WORK TO COMPLETE: List each line of the data in which the string "this" appears.

Saved entries
-*-*-
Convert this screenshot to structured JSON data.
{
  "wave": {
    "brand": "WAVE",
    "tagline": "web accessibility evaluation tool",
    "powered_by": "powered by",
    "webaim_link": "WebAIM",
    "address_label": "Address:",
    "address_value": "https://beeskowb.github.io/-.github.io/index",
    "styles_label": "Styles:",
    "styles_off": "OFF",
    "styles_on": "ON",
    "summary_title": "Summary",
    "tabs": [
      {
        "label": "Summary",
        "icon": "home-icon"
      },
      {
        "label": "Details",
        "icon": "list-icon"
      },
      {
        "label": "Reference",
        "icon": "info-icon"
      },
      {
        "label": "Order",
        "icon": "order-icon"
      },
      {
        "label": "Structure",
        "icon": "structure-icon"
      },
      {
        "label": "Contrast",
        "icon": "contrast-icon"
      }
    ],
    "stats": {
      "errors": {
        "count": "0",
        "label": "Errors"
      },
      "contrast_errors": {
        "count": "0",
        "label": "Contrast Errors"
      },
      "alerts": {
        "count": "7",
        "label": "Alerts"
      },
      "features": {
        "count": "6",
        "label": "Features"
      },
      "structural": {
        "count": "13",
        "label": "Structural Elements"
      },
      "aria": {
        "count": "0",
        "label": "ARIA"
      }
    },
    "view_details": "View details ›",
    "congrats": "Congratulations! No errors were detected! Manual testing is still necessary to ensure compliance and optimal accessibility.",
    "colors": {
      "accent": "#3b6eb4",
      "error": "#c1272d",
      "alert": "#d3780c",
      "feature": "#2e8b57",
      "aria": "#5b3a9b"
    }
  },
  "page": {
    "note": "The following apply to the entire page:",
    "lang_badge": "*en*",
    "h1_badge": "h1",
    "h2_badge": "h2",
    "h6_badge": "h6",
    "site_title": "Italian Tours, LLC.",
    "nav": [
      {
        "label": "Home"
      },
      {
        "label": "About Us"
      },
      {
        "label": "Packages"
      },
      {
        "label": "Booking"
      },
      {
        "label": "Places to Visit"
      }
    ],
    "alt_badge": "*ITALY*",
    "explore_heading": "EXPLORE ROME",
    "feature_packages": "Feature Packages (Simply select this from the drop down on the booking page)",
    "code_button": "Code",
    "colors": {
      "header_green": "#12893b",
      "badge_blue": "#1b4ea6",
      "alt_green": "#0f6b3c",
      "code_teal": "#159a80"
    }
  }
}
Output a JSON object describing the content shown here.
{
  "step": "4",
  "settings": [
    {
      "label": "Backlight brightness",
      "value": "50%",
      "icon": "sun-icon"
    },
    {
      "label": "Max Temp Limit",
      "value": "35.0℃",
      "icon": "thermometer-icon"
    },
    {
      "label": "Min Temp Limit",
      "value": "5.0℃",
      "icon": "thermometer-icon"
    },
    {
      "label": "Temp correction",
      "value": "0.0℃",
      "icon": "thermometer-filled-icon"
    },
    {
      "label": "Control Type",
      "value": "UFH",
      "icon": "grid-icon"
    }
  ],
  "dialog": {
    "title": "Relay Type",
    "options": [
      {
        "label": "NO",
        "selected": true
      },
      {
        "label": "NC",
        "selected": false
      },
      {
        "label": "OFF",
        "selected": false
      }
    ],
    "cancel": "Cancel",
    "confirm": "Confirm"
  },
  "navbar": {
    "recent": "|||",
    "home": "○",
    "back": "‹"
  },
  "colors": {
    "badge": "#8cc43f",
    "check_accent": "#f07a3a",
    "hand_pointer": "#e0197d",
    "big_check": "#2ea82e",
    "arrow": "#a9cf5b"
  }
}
-*-*-
COMPLETE OUTPUT:
Convert this screenshot to structured JSON data.
    "feature_packages": "Feature Packages (Simply select this from the drop down on the booking page)",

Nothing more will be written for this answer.